▶ **EXERCISE**:
Copy every record word for word.

— Start of RECORDED INFORMATION —

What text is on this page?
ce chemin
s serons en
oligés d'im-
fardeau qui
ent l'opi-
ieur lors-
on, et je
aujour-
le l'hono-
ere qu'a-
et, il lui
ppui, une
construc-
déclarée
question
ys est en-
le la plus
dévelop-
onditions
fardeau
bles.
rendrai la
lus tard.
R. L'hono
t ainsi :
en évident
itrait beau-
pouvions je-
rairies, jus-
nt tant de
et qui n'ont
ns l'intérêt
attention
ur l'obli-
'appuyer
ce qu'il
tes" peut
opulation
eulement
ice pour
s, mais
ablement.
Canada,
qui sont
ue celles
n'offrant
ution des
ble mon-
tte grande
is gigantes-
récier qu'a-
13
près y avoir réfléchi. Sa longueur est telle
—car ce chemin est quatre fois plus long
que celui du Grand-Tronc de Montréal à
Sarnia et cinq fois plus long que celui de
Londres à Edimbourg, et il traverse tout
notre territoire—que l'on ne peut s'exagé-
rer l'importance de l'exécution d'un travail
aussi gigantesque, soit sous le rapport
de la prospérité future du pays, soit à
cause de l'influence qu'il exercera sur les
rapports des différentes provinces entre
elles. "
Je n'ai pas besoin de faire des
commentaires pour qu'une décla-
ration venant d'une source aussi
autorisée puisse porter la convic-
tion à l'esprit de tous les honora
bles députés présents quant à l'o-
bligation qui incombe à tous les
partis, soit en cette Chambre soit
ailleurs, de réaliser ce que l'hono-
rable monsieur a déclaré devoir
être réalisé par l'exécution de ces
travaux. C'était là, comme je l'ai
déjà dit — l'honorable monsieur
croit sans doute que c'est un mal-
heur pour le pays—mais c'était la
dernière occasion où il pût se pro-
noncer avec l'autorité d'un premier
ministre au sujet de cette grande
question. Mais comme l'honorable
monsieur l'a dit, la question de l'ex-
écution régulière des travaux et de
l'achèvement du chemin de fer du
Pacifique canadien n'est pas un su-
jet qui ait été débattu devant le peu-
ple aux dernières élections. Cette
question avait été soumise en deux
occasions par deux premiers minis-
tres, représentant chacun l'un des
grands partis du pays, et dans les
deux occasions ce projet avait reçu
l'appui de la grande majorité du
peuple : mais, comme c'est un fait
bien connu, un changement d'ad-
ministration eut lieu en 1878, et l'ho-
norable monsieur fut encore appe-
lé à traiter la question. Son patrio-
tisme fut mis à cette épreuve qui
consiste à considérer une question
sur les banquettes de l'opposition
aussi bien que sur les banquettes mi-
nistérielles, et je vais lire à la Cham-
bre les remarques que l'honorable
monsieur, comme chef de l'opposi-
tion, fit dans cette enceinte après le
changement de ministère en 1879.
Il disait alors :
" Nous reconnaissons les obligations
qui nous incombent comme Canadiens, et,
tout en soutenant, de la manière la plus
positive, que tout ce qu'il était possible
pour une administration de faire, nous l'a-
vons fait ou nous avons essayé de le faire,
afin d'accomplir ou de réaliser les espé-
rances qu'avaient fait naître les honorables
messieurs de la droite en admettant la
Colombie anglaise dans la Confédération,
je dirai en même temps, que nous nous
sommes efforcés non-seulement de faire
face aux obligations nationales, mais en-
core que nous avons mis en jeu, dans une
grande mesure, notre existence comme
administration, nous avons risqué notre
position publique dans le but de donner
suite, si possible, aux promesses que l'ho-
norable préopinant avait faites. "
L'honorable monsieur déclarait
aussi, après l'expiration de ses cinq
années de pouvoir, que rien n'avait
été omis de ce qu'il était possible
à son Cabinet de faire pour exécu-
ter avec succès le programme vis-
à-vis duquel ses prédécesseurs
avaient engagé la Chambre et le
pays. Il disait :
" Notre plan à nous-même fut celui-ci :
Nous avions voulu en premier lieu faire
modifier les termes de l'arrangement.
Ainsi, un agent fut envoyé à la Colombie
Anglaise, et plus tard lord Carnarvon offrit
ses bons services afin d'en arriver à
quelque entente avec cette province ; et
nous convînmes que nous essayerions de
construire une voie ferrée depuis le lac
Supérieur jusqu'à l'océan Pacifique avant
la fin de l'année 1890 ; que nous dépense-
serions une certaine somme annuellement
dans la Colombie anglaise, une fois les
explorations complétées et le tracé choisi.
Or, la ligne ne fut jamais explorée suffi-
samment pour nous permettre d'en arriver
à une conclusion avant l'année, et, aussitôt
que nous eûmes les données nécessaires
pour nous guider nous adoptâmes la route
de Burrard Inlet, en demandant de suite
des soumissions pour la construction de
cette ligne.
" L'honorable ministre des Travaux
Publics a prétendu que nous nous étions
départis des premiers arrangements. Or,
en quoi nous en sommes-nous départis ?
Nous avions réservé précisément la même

— End of RECORDED INFORMATION —

▶ **SOLVED EXERCISE**:
What text is on this page?
ce chemin
s serons en
oligés d'im-
fardeau qui
ent l'opi-
ieur lors-
on, et je
aujour-
le l'hono-
ere qu'a-
et, il lui
ppui, une
construc-
déclarée
question
ys est en-
le la plus
dévelop-
onditions
fardeau
bles.
rendrai la
lus tard.
R. L'hono
t ainsi :
en évident
itrait beau-
pouvions je-
rairies, jus-
nt tant de
et qui n'ont
ns l'intérêt
attention
ur l'obli-
'appuyer
ce qu'il
tes" peut
opulation
eulement
ice pour
s, mais
ablement.
Canada,
qui sont
ue celles
n'offrant
ution des
ble mon-
tte grande
is gigantes-
récier qu'a-
13
près y avoir réfléchi. Sa longueur est telle
—car ce chemin est quatre fois plus long
que celui du Grand-Tronc de Montréal à
Sarnia et cinq fois plus long que celui de
Londres à Edimbourg, et il traverse tout
notre territoire—que l'on ne peut s'exagé-
rer l'importance de l'exécution d'un travail
aussi gigantesque, soit sous le rapport
de la prospérité future du pays, soit à
cause de l'influence qu'il exercera sur les
rapports des différentes provinces entre
elles. "
Je n'ai pas besoin de faire des
commentaires pour qu'une décla-
ration venant d'une source aussi
autorisée puisse porter la convic-
tion à l'esprit de tous les honora
bles députés présents quant à l'o-
bligation qui incombe à tous les
partis, soit en cette Chambre soit
ailleurs, de réaliser ce que l'hono-
rable monsieur a déclaré devoir
être réalisé par l'exécution de ces
travaux. C'était là, comme je l'ai
déjà dit — l'honorable monsieur
croit sans doute que c'est un mal-
heur pour le pays—mais c'était la
dernière occasion où il pût se pro-
noncer avec l'autorité d'un premier
ministre au sujet de cette grande
question. Mais comme l'honorable
monsieur l'a dit, la question de l'ex-
écution régulière des travaux et de
l'achèvement du chemin de fer du
Pacifique canadien n'est pas un su-
jet qui ait été débattu devant le peu-
ple aux dernières élections. Cette
question avait été soumise en deux
occasions par deux premiers minis-
tres, représentant chacun l'un des
grands partis du pays, et dans les
deux occasions ce projet avait reçu
l'appui de la grande majorité du
peuple : mais, comme c'est un fait
bien connu, un changement d'ad-
ministration eut lieu en 1878, et l'ho-
norable monsieur fut encore appe-
lé à traiter la question. Son patrio-
tisme fut mis à cette épreuve qui
consiste à considérer une question
sur les banquettes de l'opposition
aussi bien que sur les banquettes mi-
nistérielles, et je vais lire à la Cham-
bre les remarques que l'honorable
monsieur, comme chef de l'opposi-
tion, fit dans cette enceinte après le
changement de ministère en 1879.
Il disait alors :
" Nous reconnaissons les obligations
qui nous incombent comme Canadiens, et,
tout en soutenant, de la manière la plus
positive, que tout ce qu'il était possible
pour une administration de faire, nous l'a-
vons fait ou nous avons essayé de le faire,
afin d'accomplir ou de réaliser les espé-
rances qu'avaient fait naître les honorables
messieurs de la droite en admettant la
Colombie anglaise dans la Confédération,
je dirai en même temps, que nous nous
sommes efforcés non-seulement de faire
face aux obligations nationales, mais en-
core que nous avons mis en jeu, dans une
grande mesure, notre existence comme
administration, nous avons risqué notre
position publique dans le but de donner
suite, si possible, aux promesses que l'ho-
norable préopinant avait faites. "
L'honorable monsieur déclarait
aussi, après l'expiration de ses cinq
années de pouvoir, que rien n'avait
été omis de ce qu'il était possible
à son Cabinet de faire pour exécu-
ter avec succès le programme vis-
à-vis duquel ses prédécesseurs
avaient engagé la Chambre et le
pays. Il disait :
" Notre plan à nous-même fut celui-ci :
Nous avions voulu en premier lieu faire
modifier les termes de l'arrangement.
Ainsi, un agent fut envoyé à la Colombie
Anglaise, et plus tard lord Carnarvon offrit
ses bons services afin d'en arriver à
quelque entente avec cette province ; et
nous convînmes que nous essayerions de
construire une voie ferrée depuis le lac
Supérieur jusqu'à l'océan Pacifique avant
la fin de l'année 1890 ; que nous dépense-
serions une certaine somme annuellement
dans la Colombie anglaise, une fois les
explorations complétées et le tracé choisi.
Or, la ligne ne fut jamais explorée suffi-
samment pour nous permettre d'en arriver
à une conclusion avant l'année, et, aussitôt
que nous eûmes les données nécessaires
pour nous guider nous adoptâmes la route
de Burrard Inlet, en demandant de suite
des soumissions pour la construction de
cette ligne.
" L'honorable ministre des Travaux
Publics a prétendu que nous nous étions
départis des premiers arrangements. Or,
en quoi nous en sommes-nous départis ?
Nous avions réservé précisément la même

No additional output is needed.